[Begin SOURCE RECORDS]

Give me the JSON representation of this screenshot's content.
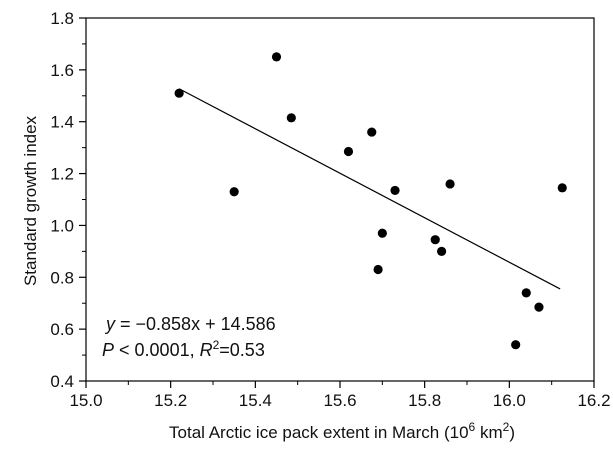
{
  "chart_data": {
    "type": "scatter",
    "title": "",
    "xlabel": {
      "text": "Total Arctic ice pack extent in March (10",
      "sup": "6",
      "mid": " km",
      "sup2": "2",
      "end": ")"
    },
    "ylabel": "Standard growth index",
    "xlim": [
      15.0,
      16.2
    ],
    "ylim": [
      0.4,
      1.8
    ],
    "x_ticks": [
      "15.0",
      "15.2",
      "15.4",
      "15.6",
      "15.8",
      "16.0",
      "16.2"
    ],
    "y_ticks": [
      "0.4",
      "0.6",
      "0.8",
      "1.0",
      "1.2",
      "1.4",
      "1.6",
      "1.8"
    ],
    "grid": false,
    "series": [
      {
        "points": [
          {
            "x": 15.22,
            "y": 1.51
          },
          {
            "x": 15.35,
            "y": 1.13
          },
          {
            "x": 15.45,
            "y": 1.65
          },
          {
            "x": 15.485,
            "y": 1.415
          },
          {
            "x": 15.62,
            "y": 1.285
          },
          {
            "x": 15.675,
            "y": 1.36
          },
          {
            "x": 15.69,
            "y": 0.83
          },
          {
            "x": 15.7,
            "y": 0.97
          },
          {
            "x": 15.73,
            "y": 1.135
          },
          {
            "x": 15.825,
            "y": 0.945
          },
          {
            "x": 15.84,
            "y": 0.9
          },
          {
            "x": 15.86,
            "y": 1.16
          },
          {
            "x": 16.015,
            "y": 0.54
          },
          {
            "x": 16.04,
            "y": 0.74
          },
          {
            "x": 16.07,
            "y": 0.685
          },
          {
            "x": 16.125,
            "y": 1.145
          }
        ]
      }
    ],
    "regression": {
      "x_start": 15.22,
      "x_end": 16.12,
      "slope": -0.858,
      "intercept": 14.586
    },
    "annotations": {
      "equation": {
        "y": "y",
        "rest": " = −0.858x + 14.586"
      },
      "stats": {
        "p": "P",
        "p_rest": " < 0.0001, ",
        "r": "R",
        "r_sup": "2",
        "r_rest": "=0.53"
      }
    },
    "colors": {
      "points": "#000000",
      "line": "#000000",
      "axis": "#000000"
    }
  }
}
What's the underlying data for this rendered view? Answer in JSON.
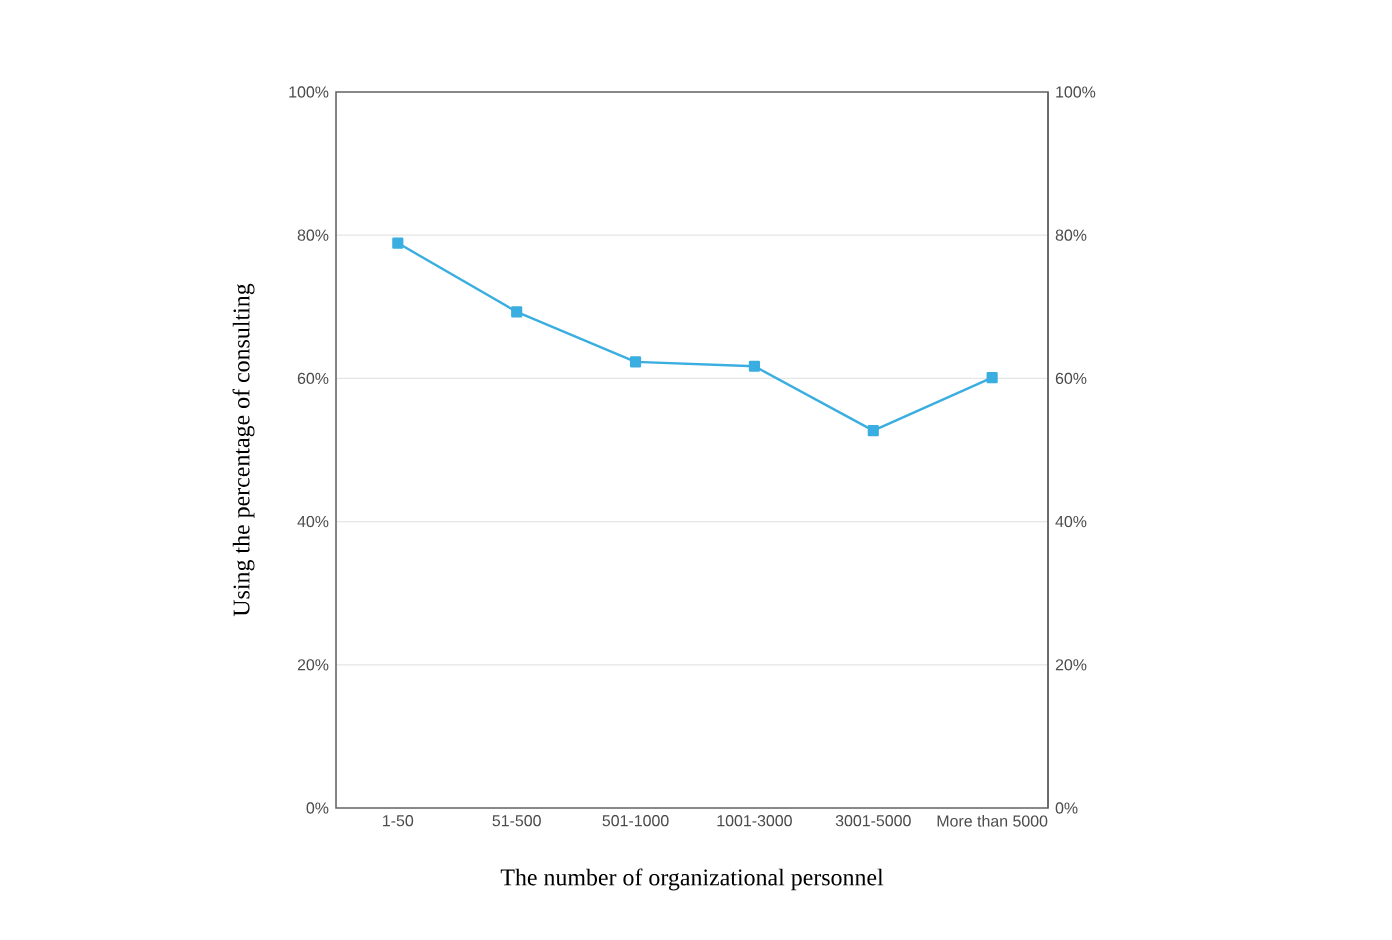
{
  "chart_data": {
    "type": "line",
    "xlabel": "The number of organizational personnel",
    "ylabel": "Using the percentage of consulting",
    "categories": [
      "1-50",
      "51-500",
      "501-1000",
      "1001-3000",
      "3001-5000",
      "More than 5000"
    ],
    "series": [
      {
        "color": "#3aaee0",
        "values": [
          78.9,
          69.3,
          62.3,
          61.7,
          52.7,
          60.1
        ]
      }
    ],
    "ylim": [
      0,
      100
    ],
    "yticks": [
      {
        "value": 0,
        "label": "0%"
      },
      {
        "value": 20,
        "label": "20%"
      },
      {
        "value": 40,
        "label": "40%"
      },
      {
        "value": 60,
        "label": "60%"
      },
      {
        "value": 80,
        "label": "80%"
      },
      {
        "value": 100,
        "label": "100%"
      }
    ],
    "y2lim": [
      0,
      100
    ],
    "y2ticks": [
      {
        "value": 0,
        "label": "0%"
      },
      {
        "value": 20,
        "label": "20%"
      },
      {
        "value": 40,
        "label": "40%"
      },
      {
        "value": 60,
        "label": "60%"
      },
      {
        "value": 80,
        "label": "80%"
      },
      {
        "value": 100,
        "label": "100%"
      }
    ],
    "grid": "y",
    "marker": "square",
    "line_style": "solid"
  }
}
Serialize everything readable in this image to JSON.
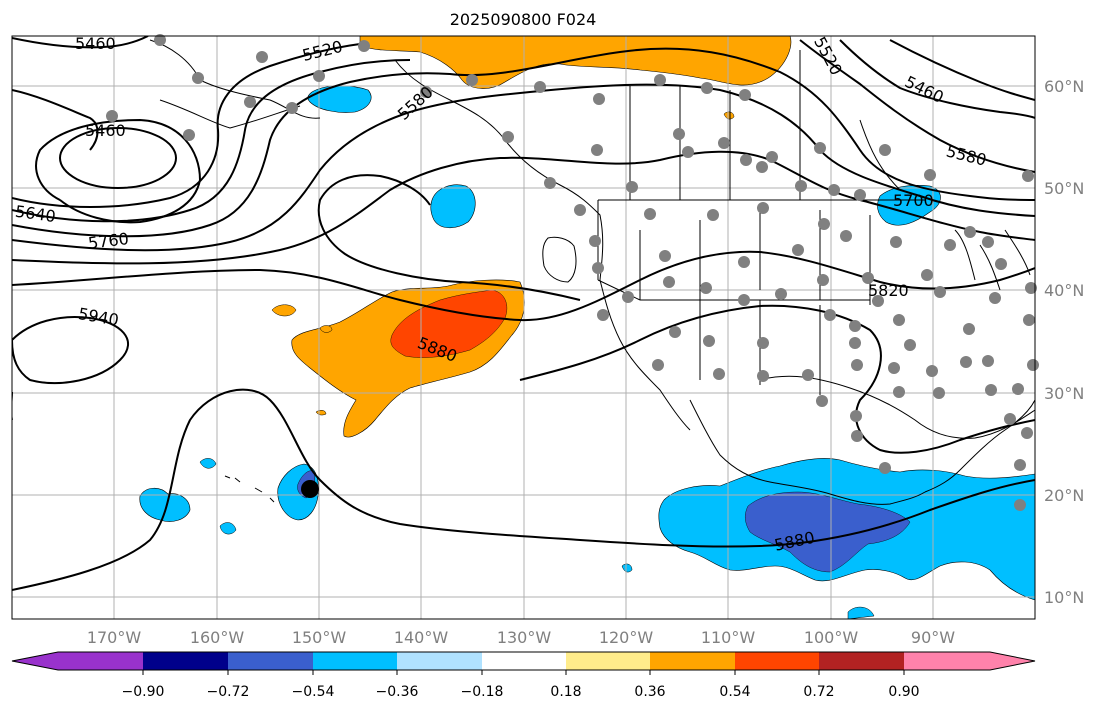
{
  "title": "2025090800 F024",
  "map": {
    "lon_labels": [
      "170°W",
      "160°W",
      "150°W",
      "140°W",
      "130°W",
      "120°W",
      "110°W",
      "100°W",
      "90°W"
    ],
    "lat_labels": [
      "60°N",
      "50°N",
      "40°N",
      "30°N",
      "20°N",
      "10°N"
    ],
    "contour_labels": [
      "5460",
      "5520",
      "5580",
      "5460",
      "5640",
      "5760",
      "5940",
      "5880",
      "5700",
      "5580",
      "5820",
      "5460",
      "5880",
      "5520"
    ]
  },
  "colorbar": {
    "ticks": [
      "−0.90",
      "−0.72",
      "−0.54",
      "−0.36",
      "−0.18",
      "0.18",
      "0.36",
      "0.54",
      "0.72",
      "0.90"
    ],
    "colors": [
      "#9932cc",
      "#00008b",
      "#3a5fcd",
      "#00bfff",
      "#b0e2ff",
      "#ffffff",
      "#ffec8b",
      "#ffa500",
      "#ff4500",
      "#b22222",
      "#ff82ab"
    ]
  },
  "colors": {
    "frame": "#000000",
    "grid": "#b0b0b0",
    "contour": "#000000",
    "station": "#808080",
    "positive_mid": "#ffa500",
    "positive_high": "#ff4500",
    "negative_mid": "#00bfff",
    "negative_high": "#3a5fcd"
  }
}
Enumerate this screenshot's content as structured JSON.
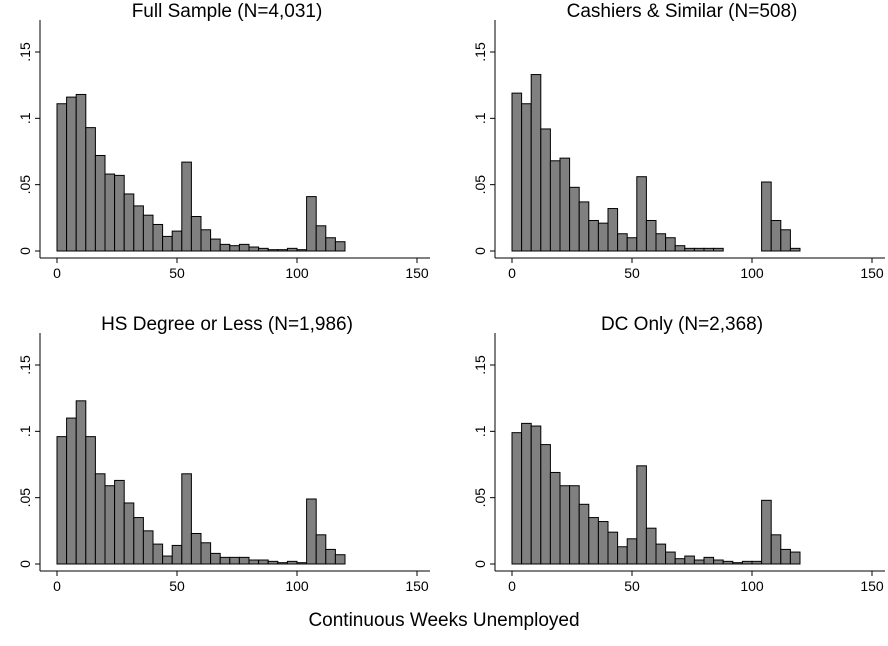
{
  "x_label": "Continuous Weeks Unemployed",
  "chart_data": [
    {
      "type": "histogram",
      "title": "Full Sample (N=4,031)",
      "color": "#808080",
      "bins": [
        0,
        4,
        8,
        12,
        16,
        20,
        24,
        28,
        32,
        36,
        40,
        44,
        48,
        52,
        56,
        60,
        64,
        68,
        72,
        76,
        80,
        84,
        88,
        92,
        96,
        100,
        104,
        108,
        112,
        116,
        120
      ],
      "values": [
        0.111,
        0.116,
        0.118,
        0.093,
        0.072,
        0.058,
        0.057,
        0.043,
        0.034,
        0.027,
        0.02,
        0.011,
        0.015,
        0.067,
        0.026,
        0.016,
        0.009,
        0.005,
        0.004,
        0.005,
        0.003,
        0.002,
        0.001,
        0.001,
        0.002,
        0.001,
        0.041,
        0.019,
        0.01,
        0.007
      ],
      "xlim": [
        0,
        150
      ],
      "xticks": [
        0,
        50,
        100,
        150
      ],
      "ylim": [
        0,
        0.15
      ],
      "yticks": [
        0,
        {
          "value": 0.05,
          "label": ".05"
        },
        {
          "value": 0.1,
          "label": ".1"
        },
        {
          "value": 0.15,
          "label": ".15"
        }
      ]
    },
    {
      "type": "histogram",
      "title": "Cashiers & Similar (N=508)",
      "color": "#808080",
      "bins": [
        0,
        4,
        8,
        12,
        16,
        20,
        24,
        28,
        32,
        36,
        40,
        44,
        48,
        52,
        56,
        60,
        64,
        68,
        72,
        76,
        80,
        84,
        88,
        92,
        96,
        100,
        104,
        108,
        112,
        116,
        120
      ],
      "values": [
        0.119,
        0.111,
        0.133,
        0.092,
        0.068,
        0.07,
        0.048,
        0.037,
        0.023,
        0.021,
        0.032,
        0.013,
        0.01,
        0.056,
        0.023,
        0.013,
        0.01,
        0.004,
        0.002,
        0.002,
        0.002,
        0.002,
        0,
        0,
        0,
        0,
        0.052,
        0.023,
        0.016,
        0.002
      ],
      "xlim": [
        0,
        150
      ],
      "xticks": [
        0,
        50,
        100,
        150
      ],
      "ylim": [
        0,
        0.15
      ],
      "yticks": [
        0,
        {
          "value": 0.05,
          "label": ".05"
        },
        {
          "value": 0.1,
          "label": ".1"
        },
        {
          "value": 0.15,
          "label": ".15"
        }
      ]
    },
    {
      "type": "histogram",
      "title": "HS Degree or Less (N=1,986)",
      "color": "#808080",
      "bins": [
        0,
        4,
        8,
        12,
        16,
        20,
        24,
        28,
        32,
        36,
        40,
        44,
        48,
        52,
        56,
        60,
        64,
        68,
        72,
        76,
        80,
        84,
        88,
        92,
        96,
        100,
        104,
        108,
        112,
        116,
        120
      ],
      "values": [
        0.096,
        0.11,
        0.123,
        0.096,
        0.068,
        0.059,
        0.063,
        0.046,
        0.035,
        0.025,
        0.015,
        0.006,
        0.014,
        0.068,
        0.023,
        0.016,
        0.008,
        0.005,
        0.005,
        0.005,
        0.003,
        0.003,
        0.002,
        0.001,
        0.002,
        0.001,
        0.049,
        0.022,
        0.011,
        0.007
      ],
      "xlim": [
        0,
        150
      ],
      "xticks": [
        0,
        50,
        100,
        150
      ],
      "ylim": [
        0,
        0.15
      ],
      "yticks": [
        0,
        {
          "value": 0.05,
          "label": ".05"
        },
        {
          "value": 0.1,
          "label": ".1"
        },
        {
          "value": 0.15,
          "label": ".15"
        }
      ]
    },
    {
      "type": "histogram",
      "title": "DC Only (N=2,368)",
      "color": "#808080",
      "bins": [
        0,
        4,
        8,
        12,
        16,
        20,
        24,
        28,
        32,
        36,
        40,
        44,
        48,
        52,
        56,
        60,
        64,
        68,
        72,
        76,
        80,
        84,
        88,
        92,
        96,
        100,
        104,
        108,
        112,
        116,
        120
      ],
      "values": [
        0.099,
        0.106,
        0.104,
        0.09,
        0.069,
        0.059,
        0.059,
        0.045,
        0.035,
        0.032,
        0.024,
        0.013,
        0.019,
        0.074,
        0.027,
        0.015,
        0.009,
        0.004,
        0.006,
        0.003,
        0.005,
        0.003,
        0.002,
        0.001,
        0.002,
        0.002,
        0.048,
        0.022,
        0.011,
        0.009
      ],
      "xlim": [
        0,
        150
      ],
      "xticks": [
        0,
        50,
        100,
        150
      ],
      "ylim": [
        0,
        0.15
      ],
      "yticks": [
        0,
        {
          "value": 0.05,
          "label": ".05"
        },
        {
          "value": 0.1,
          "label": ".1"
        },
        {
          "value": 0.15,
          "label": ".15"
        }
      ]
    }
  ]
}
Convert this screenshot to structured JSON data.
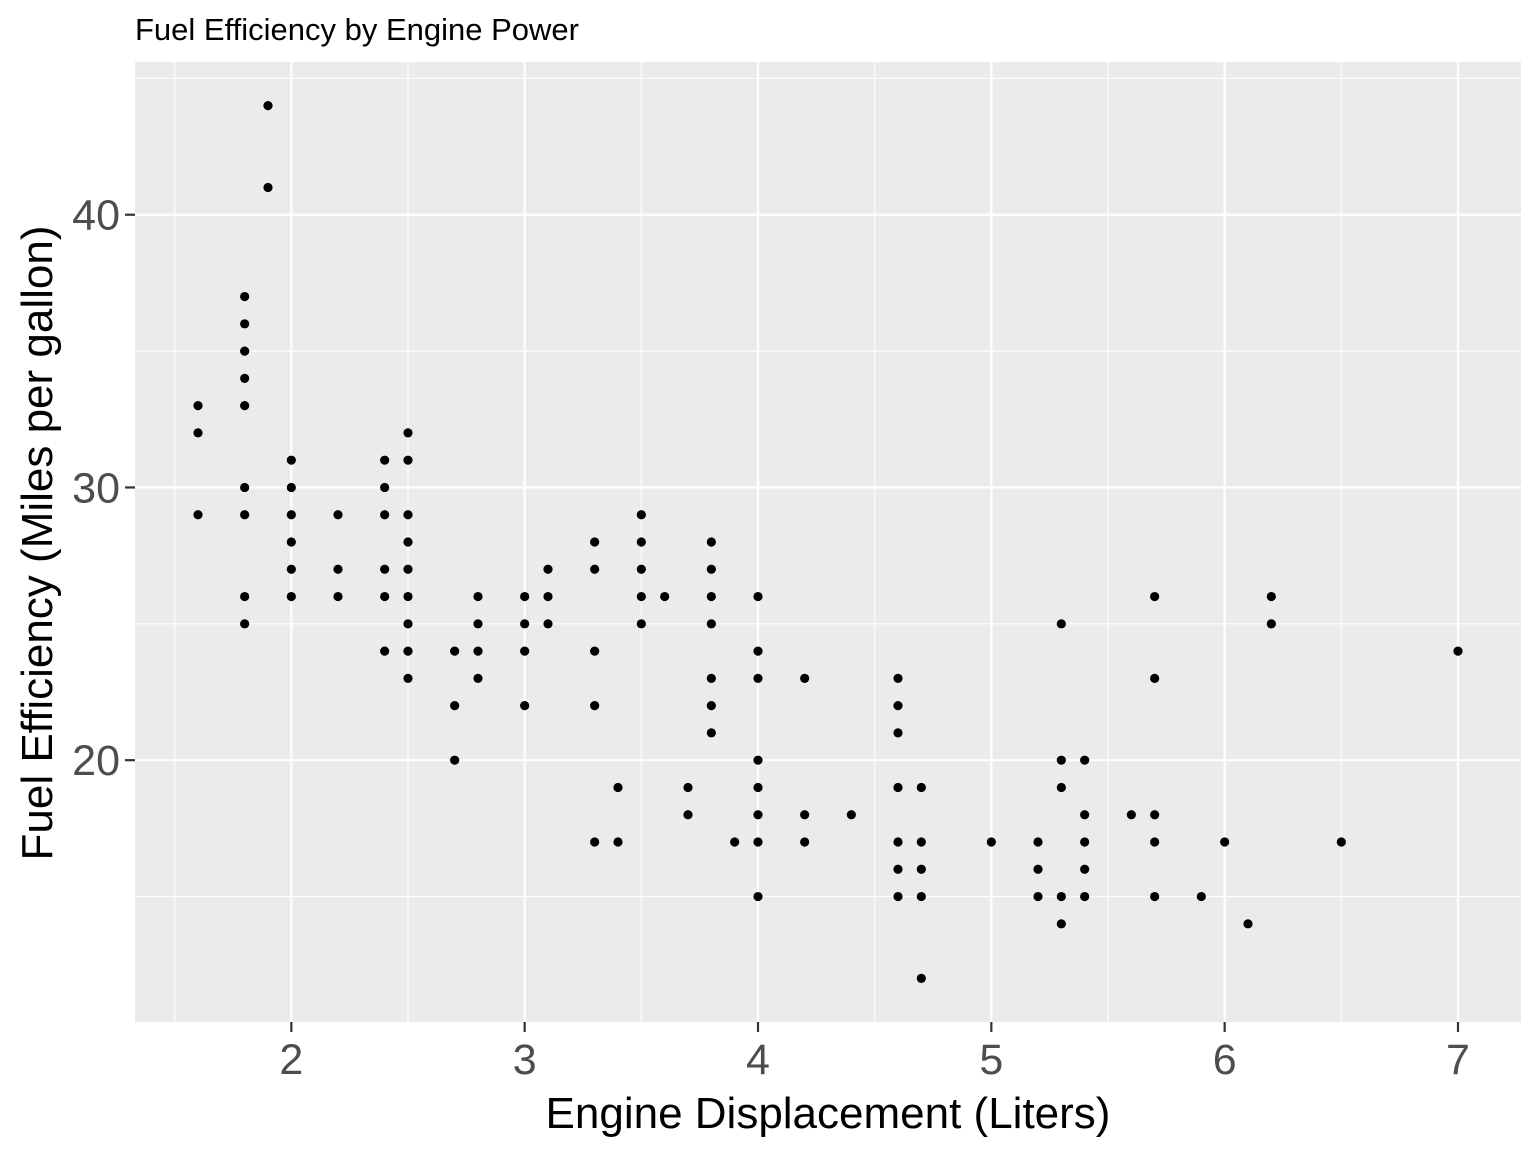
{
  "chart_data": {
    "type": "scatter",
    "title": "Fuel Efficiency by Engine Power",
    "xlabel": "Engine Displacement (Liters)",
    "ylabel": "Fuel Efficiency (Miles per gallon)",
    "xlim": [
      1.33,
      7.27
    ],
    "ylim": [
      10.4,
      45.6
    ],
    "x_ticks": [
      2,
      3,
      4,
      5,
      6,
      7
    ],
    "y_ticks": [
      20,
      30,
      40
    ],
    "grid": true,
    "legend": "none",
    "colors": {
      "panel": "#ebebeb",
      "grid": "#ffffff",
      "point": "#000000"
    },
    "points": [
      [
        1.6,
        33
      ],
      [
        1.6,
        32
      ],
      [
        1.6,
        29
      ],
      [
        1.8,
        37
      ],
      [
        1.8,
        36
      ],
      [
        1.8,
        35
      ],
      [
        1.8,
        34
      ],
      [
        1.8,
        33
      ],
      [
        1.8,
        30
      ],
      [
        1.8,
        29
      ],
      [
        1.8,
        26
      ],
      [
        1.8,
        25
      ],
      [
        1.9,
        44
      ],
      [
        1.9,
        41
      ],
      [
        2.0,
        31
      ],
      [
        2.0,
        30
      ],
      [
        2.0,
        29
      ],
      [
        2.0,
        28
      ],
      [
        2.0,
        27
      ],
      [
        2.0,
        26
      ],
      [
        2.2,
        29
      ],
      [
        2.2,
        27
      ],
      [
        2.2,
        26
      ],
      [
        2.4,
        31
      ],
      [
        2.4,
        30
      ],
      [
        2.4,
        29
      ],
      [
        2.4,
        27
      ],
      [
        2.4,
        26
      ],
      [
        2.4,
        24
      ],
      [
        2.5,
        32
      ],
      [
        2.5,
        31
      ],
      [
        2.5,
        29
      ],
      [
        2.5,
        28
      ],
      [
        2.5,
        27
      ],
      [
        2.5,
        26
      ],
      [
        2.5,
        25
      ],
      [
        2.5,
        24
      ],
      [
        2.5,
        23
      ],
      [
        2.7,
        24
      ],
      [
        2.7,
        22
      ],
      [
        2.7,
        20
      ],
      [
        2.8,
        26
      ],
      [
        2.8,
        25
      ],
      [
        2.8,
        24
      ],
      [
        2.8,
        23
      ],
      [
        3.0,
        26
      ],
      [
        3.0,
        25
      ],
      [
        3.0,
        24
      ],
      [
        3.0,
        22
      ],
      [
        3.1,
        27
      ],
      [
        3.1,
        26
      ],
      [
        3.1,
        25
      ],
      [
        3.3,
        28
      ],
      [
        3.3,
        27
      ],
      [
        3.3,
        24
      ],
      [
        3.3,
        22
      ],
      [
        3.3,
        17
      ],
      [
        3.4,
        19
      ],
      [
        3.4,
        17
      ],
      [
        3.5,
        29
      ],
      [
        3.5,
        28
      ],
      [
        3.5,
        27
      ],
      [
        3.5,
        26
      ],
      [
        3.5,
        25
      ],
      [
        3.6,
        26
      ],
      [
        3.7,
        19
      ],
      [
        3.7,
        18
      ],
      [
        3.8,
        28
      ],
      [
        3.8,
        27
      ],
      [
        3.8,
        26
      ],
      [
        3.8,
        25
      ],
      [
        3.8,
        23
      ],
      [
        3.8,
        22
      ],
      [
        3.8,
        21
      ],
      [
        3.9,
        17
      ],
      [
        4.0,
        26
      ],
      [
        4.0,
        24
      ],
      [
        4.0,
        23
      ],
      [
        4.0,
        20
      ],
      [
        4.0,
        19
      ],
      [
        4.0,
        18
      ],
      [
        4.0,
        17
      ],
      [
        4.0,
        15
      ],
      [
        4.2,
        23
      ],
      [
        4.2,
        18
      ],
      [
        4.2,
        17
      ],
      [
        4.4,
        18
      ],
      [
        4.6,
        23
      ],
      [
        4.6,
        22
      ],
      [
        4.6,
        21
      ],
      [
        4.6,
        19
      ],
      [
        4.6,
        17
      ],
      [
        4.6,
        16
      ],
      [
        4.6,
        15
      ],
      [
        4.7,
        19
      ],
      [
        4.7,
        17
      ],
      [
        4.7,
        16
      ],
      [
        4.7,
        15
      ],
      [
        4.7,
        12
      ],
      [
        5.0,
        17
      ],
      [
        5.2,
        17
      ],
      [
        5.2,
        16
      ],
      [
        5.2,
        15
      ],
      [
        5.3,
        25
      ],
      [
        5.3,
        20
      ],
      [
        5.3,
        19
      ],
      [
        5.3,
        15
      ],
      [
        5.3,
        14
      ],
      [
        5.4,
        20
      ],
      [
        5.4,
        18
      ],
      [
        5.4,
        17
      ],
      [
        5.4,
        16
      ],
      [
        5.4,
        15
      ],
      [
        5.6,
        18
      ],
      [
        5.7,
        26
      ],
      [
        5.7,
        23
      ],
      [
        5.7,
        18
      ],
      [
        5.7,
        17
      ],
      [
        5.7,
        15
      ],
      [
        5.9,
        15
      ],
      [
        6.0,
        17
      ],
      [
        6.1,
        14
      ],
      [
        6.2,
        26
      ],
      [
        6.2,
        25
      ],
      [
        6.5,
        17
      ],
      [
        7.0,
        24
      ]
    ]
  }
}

[End SOURCE RECORDS]

TO DO » Pull out the lines above in which the word "grid" appears.

SOLUTION TO THE EXERCISE »
    "grid": false,
    "grid": "y",
    "grid": "#b0b0b0",
    "grid": true,
      "grid": "#ffffff",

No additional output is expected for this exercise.